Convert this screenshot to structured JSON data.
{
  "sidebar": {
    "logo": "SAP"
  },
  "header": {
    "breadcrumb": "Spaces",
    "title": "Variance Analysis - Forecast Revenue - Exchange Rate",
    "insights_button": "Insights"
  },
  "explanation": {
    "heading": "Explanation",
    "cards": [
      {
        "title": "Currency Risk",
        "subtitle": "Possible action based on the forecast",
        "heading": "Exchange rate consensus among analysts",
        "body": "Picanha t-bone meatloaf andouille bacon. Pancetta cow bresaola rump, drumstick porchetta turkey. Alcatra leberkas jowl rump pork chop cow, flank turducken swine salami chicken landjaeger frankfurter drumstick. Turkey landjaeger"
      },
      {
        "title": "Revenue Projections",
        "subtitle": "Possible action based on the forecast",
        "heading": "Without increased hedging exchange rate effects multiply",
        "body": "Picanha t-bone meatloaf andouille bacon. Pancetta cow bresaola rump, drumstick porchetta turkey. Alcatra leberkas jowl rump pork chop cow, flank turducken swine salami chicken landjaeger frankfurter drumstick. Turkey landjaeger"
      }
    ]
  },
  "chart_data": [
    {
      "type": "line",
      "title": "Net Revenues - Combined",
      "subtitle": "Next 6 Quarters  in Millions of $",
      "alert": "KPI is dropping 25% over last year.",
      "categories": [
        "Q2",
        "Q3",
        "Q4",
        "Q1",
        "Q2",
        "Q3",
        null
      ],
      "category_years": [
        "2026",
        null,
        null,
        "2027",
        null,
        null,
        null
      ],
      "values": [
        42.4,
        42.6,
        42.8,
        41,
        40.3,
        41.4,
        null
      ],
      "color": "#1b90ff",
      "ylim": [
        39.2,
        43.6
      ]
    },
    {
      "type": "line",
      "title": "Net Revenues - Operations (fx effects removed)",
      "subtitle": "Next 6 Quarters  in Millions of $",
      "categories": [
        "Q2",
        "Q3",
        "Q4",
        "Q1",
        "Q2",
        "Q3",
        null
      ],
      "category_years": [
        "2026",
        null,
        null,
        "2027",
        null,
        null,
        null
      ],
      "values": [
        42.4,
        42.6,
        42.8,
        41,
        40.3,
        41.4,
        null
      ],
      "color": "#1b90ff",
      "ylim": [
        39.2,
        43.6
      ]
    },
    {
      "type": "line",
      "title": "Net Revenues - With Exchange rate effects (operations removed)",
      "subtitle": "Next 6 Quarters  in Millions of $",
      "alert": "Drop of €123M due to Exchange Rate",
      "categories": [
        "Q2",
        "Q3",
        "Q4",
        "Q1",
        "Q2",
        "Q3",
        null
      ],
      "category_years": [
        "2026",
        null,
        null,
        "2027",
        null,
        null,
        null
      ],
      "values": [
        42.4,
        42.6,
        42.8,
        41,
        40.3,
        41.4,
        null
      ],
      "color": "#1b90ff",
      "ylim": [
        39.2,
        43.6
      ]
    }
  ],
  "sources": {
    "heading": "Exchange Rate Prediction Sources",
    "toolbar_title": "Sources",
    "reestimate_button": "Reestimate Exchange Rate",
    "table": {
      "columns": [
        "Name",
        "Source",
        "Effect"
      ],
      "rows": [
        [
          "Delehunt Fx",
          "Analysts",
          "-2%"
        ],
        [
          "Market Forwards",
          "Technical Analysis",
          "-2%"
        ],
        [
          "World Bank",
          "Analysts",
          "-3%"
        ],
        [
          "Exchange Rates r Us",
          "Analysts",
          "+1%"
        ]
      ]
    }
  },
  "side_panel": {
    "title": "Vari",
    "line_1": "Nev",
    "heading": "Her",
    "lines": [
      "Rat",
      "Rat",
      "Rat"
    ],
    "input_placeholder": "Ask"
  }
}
******************************
Goal: On how many lines does the word "effects" appear? Answer with only the number.

Task solution: 3